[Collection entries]

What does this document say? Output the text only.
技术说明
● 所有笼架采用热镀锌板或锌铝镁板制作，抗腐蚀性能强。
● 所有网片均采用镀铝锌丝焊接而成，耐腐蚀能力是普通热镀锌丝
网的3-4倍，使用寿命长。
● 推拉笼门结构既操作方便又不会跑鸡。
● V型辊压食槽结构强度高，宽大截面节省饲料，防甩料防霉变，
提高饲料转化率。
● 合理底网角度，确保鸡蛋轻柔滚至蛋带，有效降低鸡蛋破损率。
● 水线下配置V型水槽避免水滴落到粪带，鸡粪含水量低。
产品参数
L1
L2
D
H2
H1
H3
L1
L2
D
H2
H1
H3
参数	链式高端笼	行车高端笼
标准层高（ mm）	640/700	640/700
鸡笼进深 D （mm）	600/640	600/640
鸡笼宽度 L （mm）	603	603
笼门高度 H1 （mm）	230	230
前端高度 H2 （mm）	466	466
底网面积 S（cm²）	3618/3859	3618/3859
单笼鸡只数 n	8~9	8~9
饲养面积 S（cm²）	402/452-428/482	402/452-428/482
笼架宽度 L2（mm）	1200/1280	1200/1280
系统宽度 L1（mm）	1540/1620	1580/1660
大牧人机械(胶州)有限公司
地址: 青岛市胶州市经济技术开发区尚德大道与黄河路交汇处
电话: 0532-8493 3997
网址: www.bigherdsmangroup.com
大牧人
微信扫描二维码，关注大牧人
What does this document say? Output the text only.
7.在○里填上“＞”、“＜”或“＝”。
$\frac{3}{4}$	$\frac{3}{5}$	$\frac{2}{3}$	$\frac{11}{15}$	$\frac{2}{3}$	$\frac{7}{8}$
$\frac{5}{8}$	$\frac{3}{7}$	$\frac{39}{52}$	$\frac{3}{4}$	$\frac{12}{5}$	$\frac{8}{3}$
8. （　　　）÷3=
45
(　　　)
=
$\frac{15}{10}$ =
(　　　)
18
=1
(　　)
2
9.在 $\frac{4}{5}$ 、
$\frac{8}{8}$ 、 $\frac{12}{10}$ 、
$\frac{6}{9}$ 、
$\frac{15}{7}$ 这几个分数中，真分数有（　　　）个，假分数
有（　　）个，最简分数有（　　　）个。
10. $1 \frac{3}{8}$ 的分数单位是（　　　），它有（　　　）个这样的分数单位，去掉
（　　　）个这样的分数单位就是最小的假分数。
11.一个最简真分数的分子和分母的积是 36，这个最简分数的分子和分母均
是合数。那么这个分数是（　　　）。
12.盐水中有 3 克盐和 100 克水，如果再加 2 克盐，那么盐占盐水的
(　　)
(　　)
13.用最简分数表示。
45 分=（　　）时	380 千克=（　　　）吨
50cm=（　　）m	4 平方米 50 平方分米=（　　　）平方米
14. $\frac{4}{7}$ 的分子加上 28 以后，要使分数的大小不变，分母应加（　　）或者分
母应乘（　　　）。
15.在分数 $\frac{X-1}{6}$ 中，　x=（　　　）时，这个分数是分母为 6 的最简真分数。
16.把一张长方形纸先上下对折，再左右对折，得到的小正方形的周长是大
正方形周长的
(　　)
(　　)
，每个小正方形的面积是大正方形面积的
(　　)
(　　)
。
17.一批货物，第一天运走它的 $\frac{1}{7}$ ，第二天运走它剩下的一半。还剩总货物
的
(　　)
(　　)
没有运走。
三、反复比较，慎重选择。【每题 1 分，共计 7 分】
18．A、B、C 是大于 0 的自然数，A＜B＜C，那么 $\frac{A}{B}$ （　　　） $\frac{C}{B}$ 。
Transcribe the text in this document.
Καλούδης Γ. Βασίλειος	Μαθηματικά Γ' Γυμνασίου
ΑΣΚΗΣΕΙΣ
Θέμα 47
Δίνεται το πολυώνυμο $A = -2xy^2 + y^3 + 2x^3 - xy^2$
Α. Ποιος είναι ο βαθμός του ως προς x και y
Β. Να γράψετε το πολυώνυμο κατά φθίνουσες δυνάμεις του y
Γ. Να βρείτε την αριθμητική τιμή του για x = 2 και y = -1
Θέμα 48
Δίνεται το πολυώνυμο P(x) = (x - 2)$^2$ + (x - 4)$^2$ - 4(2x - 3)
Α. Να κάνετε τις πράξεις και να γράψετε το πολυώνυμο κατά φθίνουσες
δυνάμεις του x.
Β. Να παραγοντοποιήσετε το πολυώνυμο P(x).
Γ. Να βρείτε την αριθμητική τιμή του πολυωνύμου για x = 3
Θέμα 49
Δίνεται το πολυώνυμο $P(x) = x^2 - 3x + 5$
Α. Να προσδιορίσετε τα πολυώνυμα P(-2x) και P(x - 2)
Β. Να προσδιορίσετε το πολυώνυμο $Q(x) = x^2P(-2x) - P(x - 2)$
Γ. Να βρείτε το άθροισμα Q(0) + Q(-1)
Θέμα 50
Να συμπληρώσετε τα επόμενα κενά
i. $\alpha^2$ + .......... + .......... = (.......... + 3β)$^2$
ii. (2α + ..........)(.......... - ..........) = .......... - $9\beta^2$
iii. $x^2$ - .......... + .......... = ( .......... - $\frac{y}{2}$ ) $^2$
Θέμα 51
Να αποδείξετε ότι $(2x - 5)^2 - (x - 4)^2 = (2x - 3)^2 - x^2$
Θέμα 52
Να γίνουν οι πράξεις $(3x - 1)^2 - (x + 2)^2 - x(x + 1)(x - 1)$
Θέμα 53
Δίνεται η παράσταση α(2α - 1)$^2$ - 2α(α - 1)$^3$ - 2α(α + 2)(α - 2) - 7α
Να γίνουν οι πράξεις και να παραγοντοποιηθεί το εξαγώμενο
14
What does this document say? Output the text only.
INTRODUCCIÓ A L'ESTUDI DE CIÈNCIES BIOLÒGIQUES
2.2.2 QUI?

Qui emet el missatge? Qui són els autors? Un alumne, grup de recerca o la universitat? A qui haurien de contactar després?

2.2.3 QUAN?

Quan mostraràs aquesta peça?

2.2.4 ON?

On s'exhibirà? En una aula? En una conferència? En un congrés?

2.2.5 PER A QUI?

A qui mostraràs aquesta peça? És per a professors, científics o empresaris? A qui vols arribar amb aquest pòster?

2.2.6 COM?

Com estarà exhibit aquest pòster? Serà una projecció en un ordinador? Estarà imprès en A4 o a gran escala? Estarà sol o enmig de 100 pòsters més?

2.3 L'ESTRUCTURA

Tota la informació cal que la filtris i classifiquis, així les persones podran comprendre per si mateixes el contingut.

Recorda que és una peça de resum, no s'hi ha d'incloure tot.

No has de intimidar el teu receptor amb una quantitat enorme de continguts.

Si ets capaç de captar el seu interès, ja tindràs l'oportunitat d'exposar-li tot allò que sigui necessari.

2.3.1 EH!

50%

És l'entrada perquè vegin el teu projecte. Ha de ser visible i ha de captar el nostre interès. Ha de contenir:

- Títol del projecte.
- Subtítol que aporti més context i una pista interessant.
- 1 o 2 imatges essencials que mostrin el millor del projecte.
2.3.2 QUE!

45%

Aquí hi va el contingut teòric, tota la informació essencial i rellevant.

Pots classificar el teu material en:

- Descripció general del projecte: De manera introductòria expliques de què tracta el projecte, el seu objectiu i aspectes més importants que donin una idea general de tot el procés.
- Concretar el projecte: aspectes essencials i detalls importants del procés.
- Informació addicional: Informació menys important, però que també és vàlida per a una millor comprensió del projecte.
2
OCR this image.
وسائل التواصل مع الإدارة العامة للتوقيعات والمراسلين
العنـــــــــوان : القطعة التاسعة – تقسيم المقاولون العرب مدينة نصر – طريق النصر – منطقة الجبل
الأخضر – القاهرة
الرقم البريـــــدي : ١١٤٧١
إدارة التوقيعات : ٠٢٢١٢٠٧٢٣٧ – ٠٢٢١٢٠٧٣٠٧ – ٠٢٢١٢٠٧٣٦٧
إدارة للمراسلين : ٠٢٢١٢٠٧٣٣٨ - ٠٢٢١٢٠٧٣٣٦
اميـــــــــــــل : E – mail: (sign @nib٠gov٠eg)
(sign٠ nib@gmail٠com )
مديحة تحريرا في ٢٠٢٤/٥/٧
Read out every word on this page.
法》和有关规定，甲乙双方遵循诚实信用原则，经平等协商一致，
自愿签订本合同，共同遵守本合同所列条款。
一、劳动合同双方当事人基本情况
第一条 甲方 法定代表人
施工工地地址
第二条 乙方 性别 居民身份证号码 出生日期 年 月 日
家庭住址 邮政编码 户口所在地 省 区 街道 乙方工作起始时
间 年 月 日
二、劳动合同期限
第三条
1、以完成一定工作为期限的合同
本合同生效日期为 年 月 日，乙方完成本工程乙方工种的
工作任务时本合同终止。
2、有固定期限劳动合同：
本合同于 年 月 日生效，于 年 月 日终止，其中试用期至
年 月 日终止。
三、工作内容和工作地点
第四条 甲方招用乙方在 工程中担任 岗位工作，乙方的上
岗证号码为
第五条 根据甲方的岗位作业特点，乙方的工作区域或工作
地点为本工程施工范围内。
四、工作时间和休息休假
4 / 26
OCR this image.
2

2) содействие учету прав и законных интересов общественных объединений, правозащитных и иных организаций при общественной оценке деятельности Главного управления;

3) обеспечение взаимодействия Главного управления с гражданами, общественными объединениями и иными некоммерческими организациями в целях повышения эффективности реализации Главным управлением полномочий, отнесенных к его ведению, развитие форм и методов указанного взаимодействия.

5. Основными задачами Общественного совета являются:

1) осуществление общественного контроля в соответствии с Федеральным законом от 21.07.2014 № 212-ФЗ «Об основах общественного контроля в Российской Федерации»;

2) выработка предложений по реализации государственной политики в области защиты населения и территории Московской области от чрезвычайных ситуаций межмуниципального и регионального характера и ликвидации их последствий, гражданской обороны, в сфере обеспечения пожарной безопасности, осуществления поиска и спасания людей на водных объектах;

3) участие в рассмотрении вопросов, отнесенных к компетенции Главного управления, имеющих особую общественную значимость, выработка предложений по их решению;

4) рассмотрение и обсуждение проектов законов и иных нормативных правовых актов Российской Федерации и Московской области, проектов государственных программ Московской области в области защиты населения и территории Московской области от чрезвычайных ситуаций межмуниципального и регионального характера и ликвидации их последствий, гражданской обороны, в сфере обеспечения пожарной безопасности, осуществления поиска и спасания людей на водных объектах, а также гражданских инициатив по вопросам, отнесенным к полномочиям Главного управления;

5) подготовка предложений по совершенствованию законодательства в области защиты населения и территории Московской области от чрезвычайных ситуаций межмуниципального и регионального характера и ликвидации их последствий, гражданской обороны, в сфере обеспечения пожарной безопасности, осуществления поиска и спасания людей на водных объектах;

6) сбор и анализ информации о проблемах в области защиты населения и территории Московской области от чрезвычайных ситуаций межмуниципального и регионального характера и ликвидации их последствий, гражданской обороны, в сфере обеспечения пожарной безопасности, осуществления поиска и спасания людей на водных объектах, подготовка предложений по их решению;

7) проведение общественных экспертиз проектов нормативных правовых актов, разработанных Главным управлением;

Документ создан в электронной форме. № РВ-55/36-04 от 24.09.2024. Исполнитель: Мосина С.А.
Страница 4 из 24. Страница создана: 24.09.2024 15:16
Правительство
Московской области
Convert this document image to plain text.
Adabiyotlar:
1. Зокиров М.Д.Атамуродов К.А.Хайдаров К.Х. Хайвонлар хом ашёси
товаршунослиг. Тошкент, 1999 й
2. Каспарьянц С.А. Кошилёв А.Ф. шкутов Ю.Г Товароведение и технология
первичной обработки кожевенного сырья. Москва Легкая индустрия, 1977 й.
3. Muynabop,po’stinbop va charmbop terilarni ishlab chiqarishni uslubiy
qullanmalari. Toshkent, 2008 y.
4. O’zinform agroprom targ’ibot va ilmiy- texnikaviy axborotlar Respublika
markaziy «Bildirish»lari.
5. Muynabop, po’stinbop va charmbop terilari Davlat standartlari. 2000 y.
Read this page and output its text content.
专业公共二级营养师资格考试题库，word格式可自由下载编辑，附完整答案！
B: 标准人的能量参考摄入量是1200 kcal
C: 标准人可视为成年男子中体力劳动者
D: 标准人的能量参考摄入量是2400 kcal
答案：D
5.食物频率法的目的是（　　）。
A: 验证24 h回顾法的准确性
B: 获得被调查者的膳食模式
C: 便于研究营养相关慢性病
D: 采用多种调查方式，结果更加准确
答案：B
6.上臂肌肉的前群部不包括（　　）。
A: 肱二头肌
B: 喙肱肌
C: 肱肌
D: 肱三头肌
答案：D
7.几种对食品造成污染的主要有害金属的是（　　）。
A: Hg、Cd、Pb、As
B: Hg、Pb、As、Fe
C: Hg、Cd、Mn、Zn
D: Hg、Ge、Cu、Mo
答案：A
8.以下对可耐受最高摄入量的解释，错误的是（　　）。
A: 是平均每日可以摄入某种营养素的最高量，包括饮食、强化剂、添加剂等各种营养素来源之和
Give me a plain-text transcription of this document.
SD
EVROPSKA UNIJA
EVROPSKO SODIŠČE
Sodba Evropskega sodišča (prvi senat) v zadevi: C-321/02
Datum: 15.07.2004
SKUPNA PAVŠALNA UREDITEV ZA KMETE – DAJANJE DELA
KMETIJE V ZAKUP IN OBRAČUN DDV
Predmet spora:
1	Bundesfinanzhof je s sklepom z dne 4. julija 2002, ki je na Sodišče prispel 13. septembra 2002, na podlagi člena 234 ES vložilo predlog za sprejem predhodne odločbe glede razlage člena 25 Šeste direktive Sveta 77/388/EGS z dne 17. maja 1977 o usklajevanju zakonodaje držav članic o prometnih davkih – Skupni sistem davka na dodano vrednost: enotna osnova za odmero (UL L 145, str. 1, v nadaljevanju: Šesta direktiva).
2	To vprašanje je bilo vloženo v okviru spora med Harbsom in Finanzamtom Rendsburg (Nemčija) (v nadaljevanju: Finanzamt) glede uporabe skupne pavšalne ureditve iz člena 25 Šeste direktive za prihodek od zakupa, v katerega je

● **TO BE DONE**
In the listing above, how many lines hold the word "γράψετε"? Give the number and nothing more.

● **OUTPUT OF THE EXERCISE**
2